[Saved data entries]
>> start

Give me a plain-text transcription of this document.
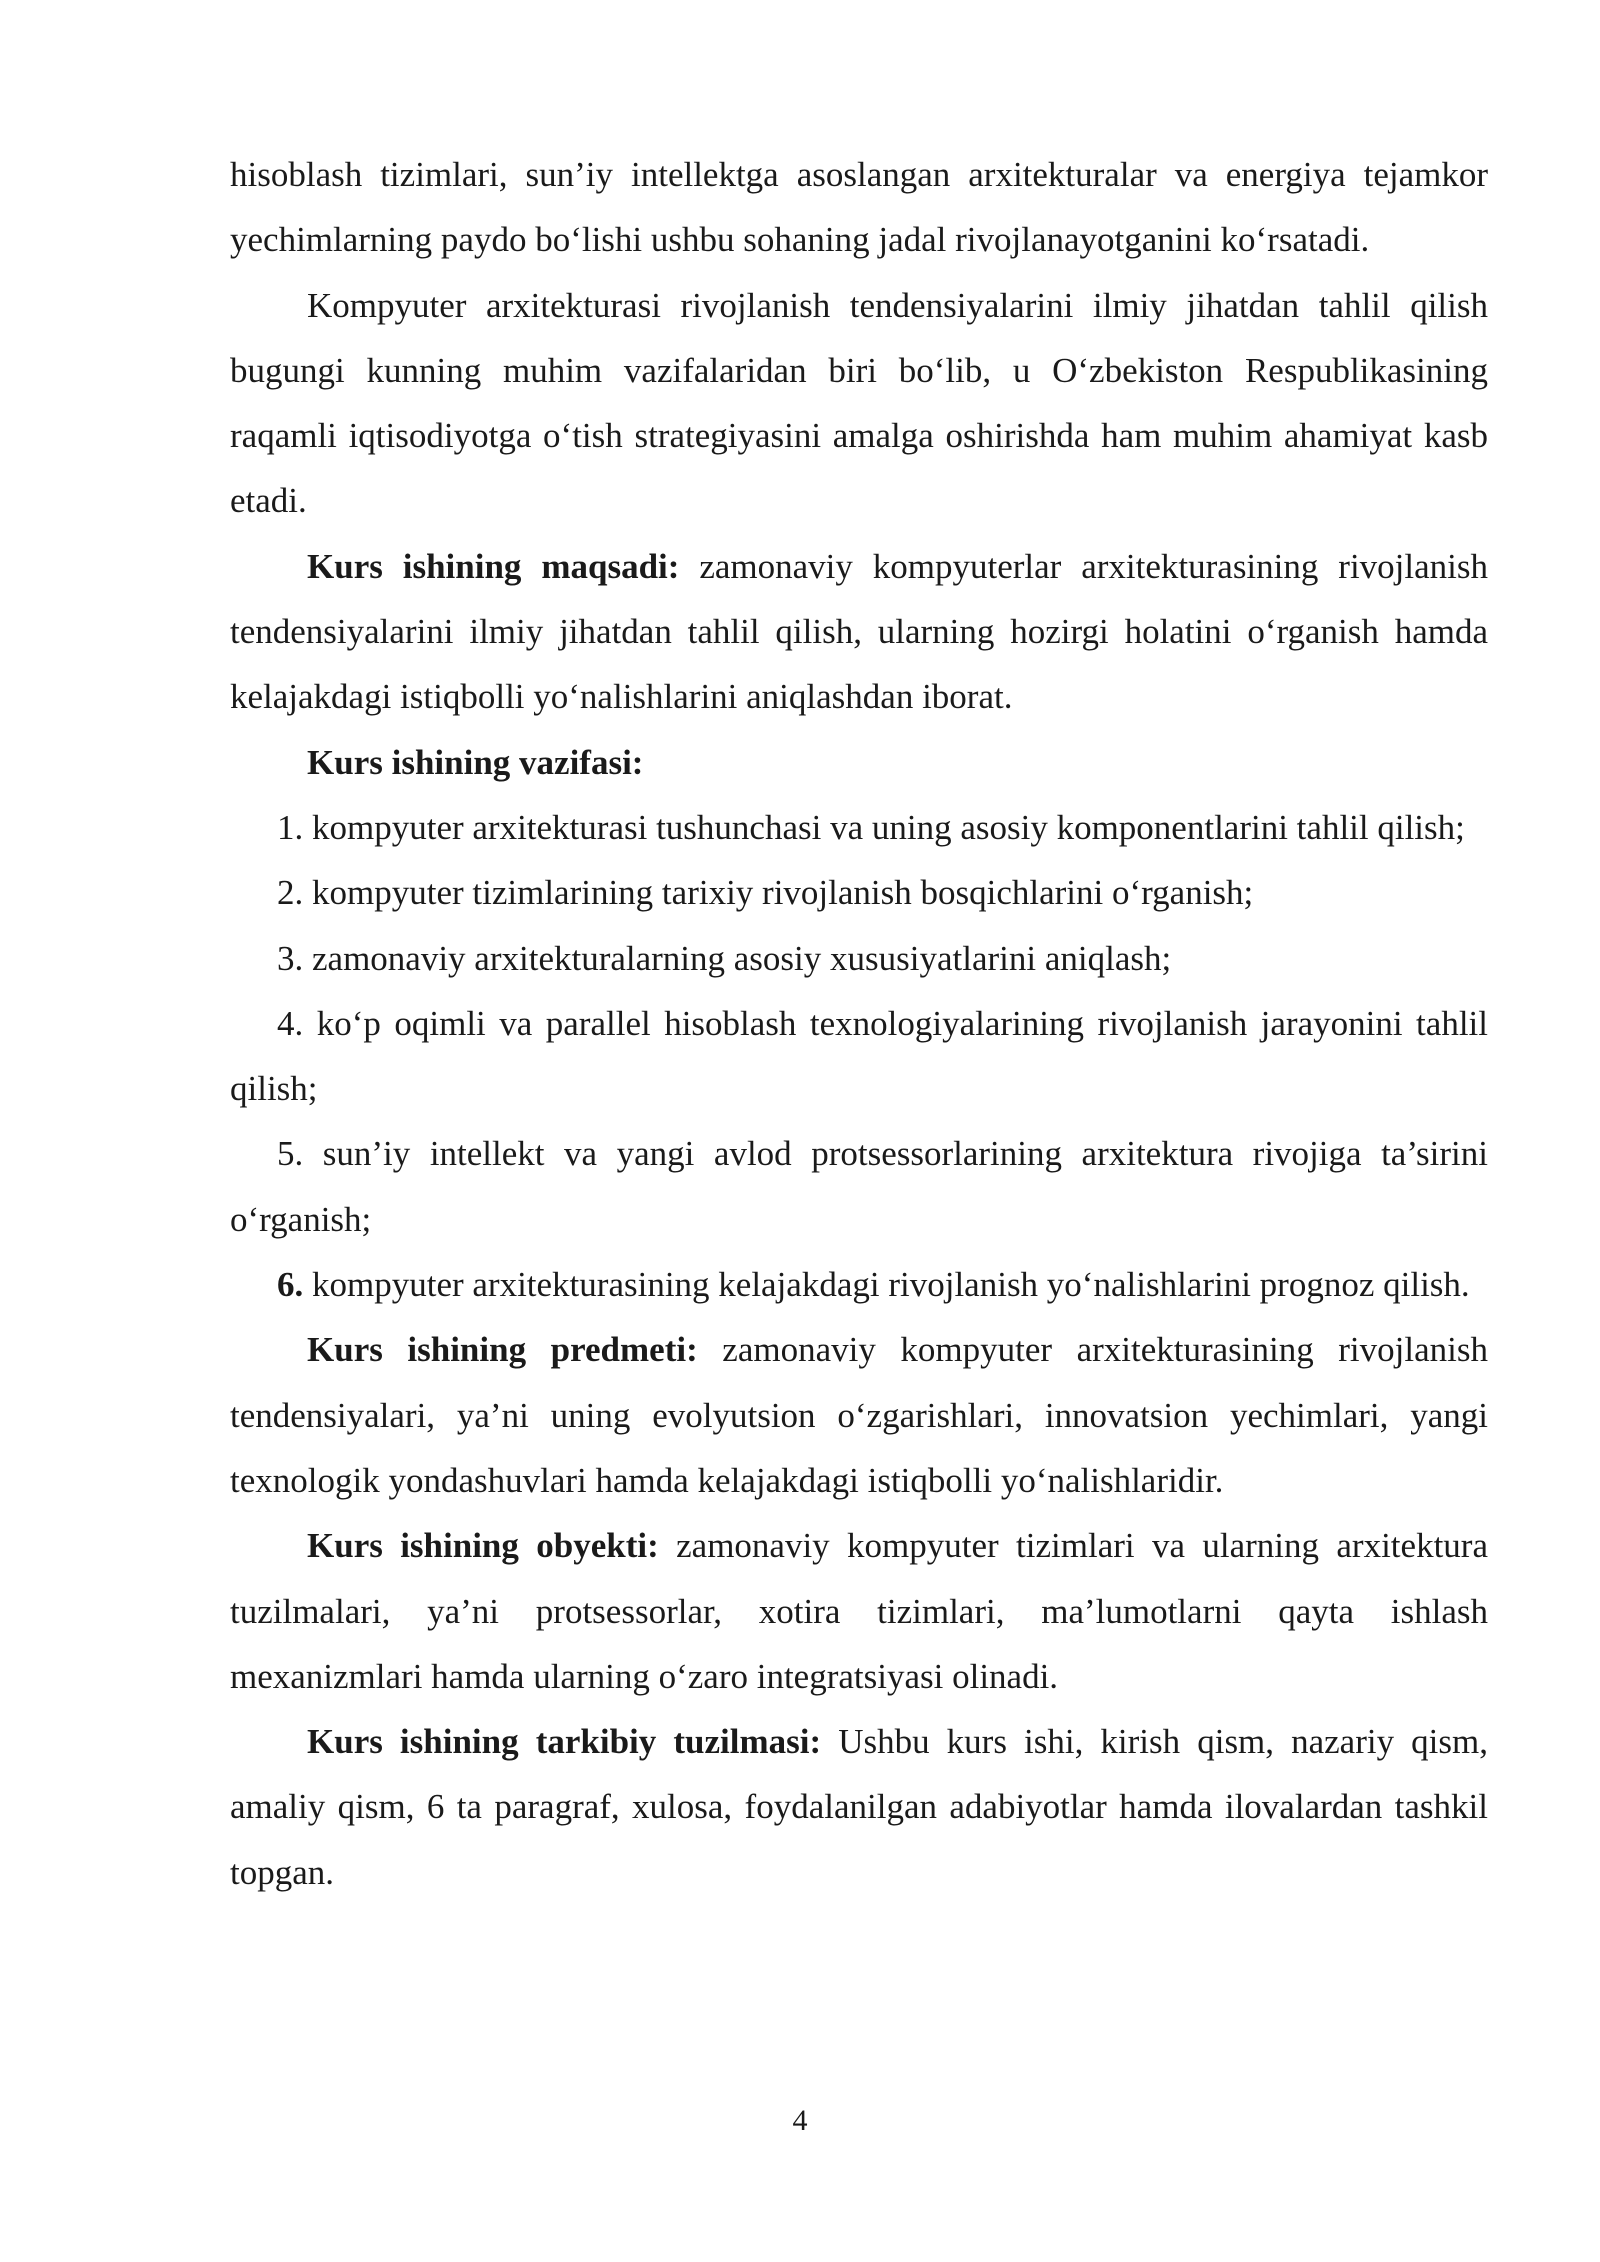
hisoblash tizimlari, sun’iy intellektga asoslangan arxitekturalar va energiya tejamkor yechimlarning paydo bo‘lishi ushbu sohaning jadal rivojlanayotganini ko‘rsatadi.

Kompyuter arxitekturasi rivojlanish tendensiyalarini ilmiy jihatdan tahlil qilish bugungi kunning muhim vazifalaridan biri bo‘lib, u O‘zbekiston Respublikasining raqamli iqtisodiyotga o‘tish strategiyasini amalga oshirishda ham muhim ahamiyat kasb etadi.

Kurs ishining maqsadi: zamonaviy kompyuterlar arxitekturasining rivojlanish tendensiyalarini ilmiy jihatdan tahlil qilish, ularning hozirgi holatini o‘rganish hamda kelajakdagi istiqbolli yo‘nalishlarini aniqlashdan iborat.

Kurs ishining vazifasi:

1. kompyuter arxitekturasi tushunchasi va uning asosiy komponentlarini tahlil qilish;

2. kompyuter tizimlarining tarixiy rivojlanish bosqichlarini o‘rganish;

3. zamonaviy arxitekturalarning asosiy xususiyatlarini aniqlash;

4. ko‘p oqimli va parallel hisoblash texnologiyalarining rivojlanish jarayonini tahlil qilish;

5. sun’iy intellekt va yangi avlod protsessorlarining arxitektura rivojiga ta’sirini o‘rganish;

6. kompyuter arxitekturasining kelajakdagi rivojlanish yo‘nalishlarini prognoz qilish.

Kurs ishining predmeti: zamonaviy kompyuter arxitekturasining rivojlanish tendensiyalari, ya’ni uning evolyutsion o‘zgarishlari, innovatsion yechimlari, yangi texnologik yondashuvlari hamda kelajakdagi istiqbolli yo‘nalishlaridir.

Kurs ishining obyekti: zamonaviy kompyuter tizimlari va ularning arxitektura tuzilmalari, ya’ni protsessorlar, xotira tizimlari, ma’lumotlarni qayta ishlash mexanizmlari hamda ularning o‘zaro integratsiyasi olinadi.

Kurs ishining tarkibiy tuzilmasi: Ushbu kurs ishi, kirish qism, nazariy qism, amaliy qism, 6 ta paragraf, xulosa, foydalanilgan adabiyotlar hamda ilovalardan tashkil topgan.

4
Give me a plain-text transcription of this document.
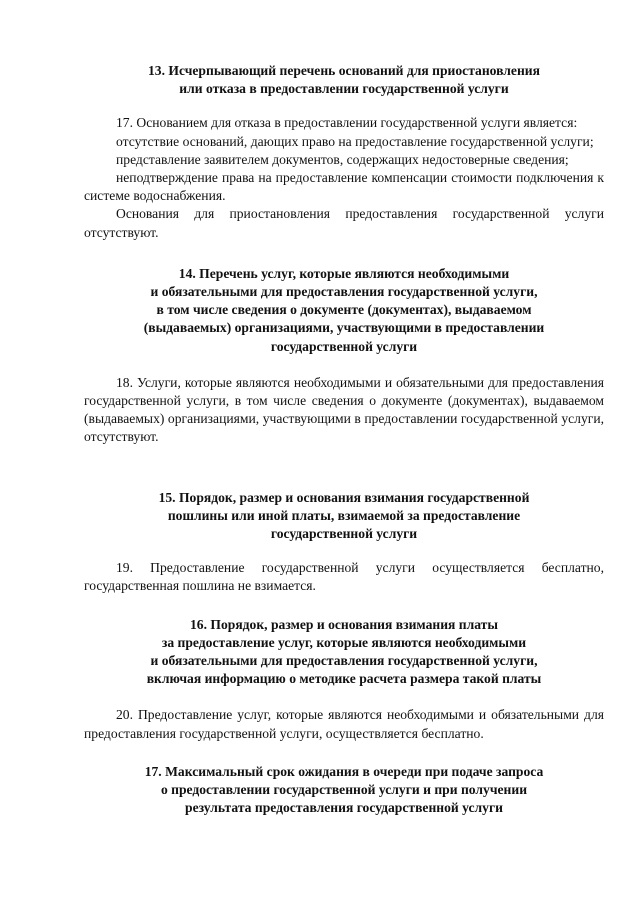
13. Исчерпывающий перечень оснований для приостановления
или отказа в предоставлении государственной услуги

17. Основанием для отказа в предоставлении государственной услуги является:

отсутствие оснований, дающих право на предоставление государственной услуги;

представление заявителем документов, содержащих недостоверные сведения;

неподтверждение права на предоставление компенсации стоимости подключения к системе водоснабжения.

Основания для приостановления предоставления государственной услуги отсутствуют.

14. Перечень услуг, которые являются необходимыми
и обязательными для предоставления государственной услуги,
в том числе сведения о документе (документах), выдаваемом
(выдаваемых) организациями, участвующими в предоставлении
государственной услуги

18. Услуги, которые являются необходимыми и обязательными для предоставления государственной услуги, в том числе сведения о документе (документах), выдаваемом (выдаваемых) организациями, участвующими в предоставлении государственной услуги, отсутствуют.

15. Порядок, размер и основания взимания государственной
пошлины или иной платы, взимаемой за предоставление
государственной услуги

19. Предоставление государственной услуги осуществляется бесплатно, государственная пошлина не взимается.

16. Порядок, размер и основания взимания платы
за предоставление услуг, которые являются необходимыми
и обязательными для предоставления государственной услуги,
включая информацию о методике расчета размера такой платы

20. Предоставление услуг, которые являются необходимыми и обязательными для предоставления государственной услуги, осуществляется бесплатно.

17. Максимальный срок ожидания в очереди при подаче запроса
о предоставлении государственной услуги и при получении
результата предоставления государственной услуги
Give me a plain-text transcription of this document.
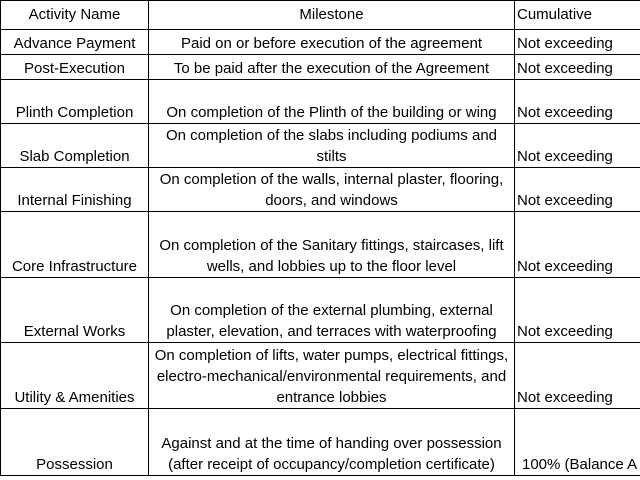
Activity Name	Milestone	Cumulative
Advance Payment	Paid on or before execution of the agreement	Not exceeding
Post-Execution	To be paid after the execution of the Agreement	Not exceeding
Plinth Completion	On completion of the Plinth of the building or wing	Not exceeding
Slab Completion	On completion of the slabs including podiums and stilts	Not exceeding
Internal Finishing	On completion of the walls, internal plaster, flooring, doors, and windows	Not exceeding
Core Infrastructure	On completion of the Sanitary fittings, staircases, lift wells, and lobbies up to the floor level	Not exceeding
External Works	On completion of the external plumbing, external plaster, elevation, and terraces with waterproofing	Not exceeding
Utility & Amenities	On completion of lifts, water pumps, electrical fittings, electro-mechanical/environmental requirements, and entrance lobbies	Not exceeding
Possession	Against and at the time of handing over possession (after receipt of occupancy/completion certificate)	100% (Balance A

>> end

Copy out every line of the material above that mentions the word "kelajakdagi".

Kurs ishining maqsadi: zamonaviy kompyuterlar arxitekturasining rivojlanish tendensiyalarini ilmiy jihatdan tahlil qilish, ularning hozirgi holatini o‘rganish hamda kelajakdagi istiqbolli yo‘nalishlarini aniqlashdan iborat.
6. kompyuter arxitekturasining kelajakdagi rivojlanish yo‘nalishlarini prognoz qilish.
Kurs ishining predmeti: zamonaviy kompyuter arxitekturasining rivojlanish tendensiyalari, ya’ni uning evolyutsion o‘zgarishlari, innovatsion yechimlari, yangi texnologik yondashuvlari hamda kelajakdagi istiqbolli yo‘nalishlaridir.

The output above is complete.